**WHAT YOU WILL DO:** Every entry below should be repeated exactly; the pictures should not.

**PROVIDED MATERIAL:**

※ ※ ※

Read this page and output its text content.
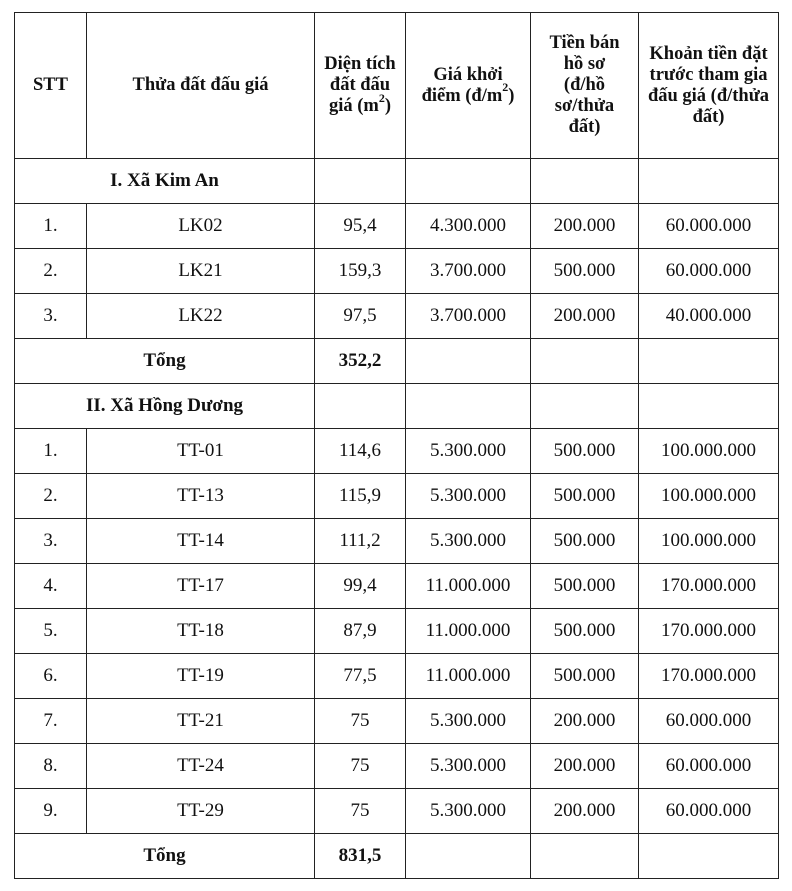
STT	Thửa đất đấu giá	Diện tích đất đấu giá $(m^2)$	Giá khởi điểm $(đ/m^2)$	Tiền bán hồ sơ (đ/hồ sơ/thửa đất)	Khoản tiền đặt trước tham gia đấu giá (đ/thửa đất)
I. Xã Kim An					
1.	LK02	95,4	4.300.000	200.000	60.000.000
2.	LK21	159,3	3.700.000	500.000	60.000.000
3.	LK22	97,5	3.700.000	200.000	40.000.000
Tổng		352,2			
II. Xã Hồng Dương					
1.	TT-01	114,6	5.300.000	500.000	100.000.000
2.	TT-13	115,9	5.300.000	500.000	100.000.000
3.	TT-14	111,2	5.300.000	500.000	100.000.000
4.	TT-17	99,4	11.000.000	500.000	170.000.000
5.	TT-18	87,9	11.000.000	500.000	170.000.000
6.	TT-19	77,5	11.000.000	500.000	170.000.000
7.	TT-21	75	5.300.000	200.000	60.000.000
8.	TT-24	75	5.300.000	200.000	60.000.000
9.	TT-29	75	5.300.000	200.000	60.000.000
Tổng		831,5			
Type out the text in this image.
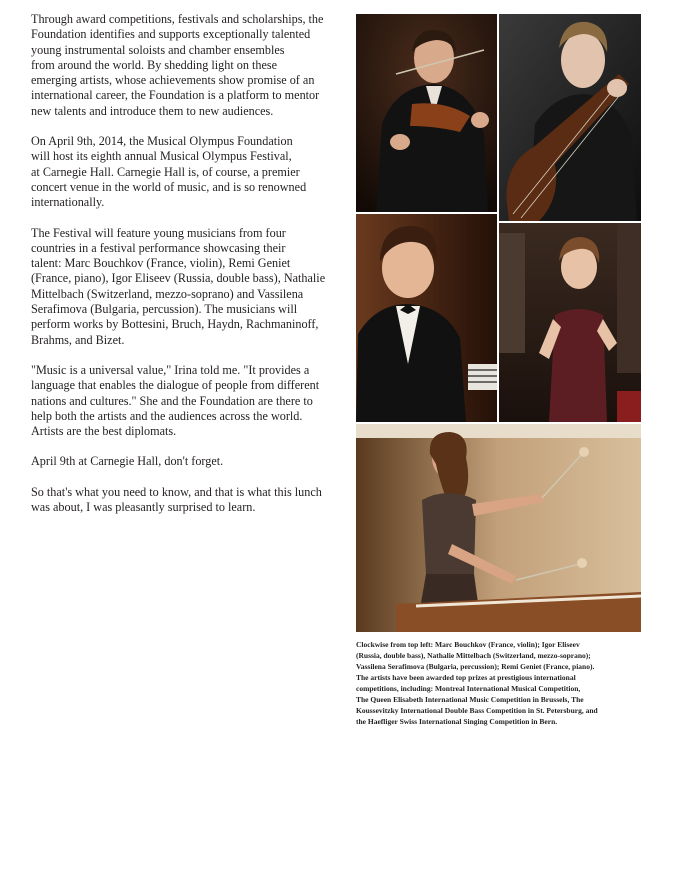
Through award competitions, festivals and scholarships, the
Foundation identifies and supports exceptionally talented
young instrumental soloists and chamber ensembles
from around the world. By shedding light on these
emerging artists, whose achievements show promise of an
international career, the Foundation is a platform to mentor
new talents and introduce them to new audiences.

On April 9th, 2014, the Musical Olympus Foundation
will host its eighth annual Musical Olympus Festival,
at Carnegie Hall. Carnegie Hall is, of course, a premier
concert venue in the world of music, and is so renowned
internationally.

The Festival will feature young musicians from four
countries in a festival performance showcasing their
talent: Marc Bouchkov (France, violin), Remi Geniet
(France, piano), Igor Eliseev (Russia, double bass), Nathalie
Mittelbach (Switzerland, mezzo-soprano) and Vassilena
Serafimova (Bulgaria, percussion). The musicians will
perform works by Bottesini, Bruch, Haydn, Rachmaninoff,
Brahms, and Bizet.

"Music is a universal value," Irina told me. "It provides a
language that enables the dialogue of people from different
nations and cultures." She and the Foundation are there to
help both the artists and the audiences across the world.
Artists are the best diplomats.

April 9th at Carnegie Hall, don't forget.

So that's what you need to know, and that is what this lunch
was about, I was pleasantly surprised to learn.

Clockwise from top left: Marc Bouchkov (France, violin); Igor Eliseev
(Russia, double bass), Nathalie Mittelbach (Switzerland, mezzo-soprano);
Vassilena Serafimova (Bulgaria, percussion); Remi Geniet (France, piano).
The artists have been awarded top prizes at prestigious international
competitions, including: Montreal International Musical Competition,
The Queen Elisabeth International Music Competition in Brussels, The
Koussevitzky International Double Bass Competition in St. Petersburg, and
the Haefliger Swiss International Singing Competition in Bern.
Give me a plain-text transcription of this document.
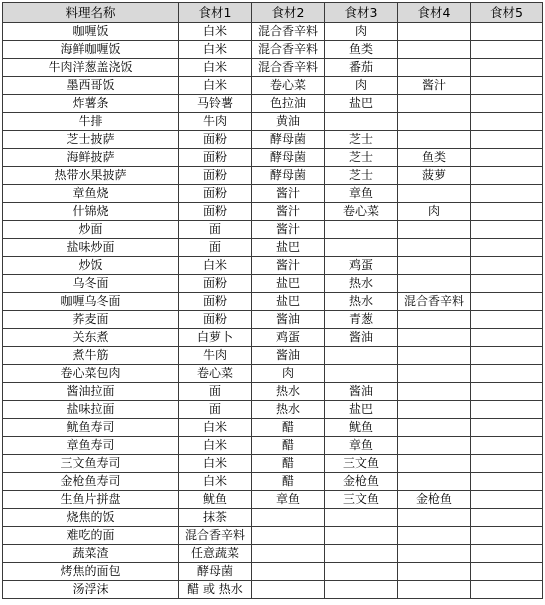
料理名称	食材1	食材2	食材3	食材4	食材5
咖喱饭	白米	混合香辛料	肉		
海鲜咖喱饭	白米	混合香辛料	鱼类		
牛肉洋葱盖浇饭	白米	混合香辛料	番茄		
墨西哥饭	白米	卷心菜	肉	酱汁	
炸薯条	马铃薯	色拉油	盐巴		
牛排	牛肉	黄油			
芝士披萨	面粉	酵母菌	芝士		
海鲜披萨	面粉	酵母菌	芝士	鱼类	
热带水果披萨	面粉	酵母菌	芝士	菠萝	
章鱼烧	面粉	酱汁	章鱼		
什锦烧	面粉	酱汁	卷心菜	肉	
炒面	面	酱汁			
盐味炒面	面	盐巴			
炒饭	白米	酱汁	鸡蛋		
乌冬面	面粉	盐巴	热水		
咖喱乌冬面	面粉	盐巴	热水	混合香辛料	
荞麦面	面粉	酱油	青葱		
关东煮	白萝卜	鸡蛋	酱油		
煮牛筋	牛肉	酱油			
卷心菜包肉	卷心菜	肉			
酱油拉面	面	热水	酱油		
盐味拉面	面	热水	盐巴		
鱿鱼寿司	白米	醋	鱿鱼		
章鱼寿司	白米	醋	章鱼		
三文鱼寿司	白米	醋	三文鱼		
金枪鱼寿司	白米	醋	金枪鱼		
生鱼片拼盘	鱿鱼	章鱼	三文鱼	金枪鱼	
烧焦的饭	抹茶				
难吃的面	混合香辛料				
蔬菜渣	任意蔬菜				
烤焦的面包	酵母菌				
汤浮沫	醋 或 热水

※ ※ ※

**RESULT FOR THIS TASK:**
Read this page and output its text content.
STT	Thửa đất đấu giá	Diện tích đất đấu giá $(m^2)$	Giá khởi điểm $(đ/m^2)$	Tiền bán hồ sơ (đ/hồ sơ/thửa đất)	Khoản tiền đặt trước tham gia đấu giá (đ/thửa đất)
I. Xã Kim An					
1.	LK02	95,4	4.300.000	200.000	60.000.000
2.	LK21	159,3	3.700.000	500.000	60.000.000
3.	LK22	97,5	3.700.000	200.000	40.000.000
Tổng		352,2			
II. Xã Hồng Dương					
1.	TT-01	114,6	5.300.000	500.000	100.000.000
2.	TT-13	115,9	5.300.000	500.000	100.000.000
3.	TT-14	111,2	5.300.000	500.000	100.000.000
4.	TT-17	99,4	11.000.000	500.000	170.000.000
5.	TT-18	87,9	11.000.000	500.000	170.000.000
6.	TT-19	77,5	11.000.000	500.000	170.000.000
7.	TT-21	75	5.300.000	200.000	60.000.000
8.	TT-24	75	5.300.000	200.000	60.000.000
9.	TT-29	75	5.300.000	200.000	60.000.000
Tổng		831,5			
Type out the text in this image.
Through award competitions, festivals and scholarships, the
Foundation identifies and supports exceptionally talented
young instrumental soloists and chamber ensembles
from around the world. By shedding light on these
emerging artists, whose achievements show promise of an
international career, the Foundation is a platform to mentor
new talents and introduce them to new audiences.

On April 9th, 2014, the Musical Olympus Foundation
will host its eighth annual Musical Olympus Festival,
at Carnegie Hall. Carnegie Hall is, of course, a premier
concert venue in the world of music, and is so renowned
internationally.

The Festival will feature young musicians from four
countries in a festival performance showcasing their
talent: Marc Bouchkov (France, violin), Remi Geniet
(France, piano), Igor Eliseev (Russia, double bass), Nathalie
Mittelbach (Switzerland, mezzo-soprano) and Vassilena
Serafimova (Bulgaria, percussion). The musicians will
perform works by Bottesini, Bruch, Haydn, Rachmaninoff,
Brahms, and Bizet.

"Music is a universal value," Irina told me. "It provides a
language that enables the dialogue of people from different
nations and cultures." She and the Foundation are there to
help both the artists and the audiences across the world.
Artists are the best diplomats.

April 9th at Carnegie Hall, don't forget.

So that's what you need to know, and that is what this lunch
was about, I was pleasantly surprised to learn.

Clockwise from top left: Marc Bouchkov (France, violin); Igor Eliseev
(Russia, double bass), Nathalie Mittelbach (Switzerland, mezzo-soprano);
Vassilena Serafimova (Bulgaria, percussion); Remi Geniet (France, piano).
The artists have been awarded top prizes at prestigious international
competitions, including: Montreal International Musical Competition,
The Queen Elisabeth International Music Competition in Brussels, The
Koussevitzky International Double Bass Competition in St. Petersburg, and
the Haefliger Swiss International Singing Competition in Bern.
Give me a plain-text transcription of this document.
料理名称	食材1	食材2	食材3	食材4	食材5
咖喱饭	白米	混合香辛料	肉		
海鲜咖喱饭	白米	混合香辛料	鱼类		
牛肉洋葱盖浇饭	白米	混合香辛料	番茄		
墨西哥饭	白米	卷心菜	肉	酱汁	
炸薯条	马铃薯	色拉油	盐巴		
牛排	牛肉	黄油			
芝士披萨	面粉	酵母菌	芝士		
海鲜披萨	面粉	酵母菌	芝士	鱼类	
热带水果披萨	面粉	酵母菌	芝士	菠萝	
章鱼烧	面粉	酱汁	章鱼		
什锦烧	面粉	酱汁	卷心菜	肉	
炒面	面	酱汁			
盐味炒面	面	盐巴			
炒饭	白米	酱汁	鸡蛋		
乌冬面	面粉	盐巴	热水		
咖喱乌冬面	面粉	盐巴	热水	混合香辛料	
荞麦面	面粉	酱油	青葱		
关东煮	白萝卜	鸡蛋	酱油		
煮牛筋	牛肉	酱油			
卷心菜包肉	卷心菜	肉			
酱油拉面	面	热水	酱油		
盐味拉面	面	热水	盐巴		
鱿鱼寿司	白米	醋	鱿鱼		
章鱼寿司	白米	醋	章鱼		
三文鱼寿司	白米	醋	三文鱼		
金枪鱼寿司	白米	醋	金枪鱼		
生鱼片拼盘	鱿鱼	章鱼	三文鱼	金枪鱼	
烧焦的饭	抹茶				
难吃的面	混合香辛料				
蔬菜渣	任意蔬菜				
烤焦的面包	酵母菌				
汤浮沫	醋 或 热水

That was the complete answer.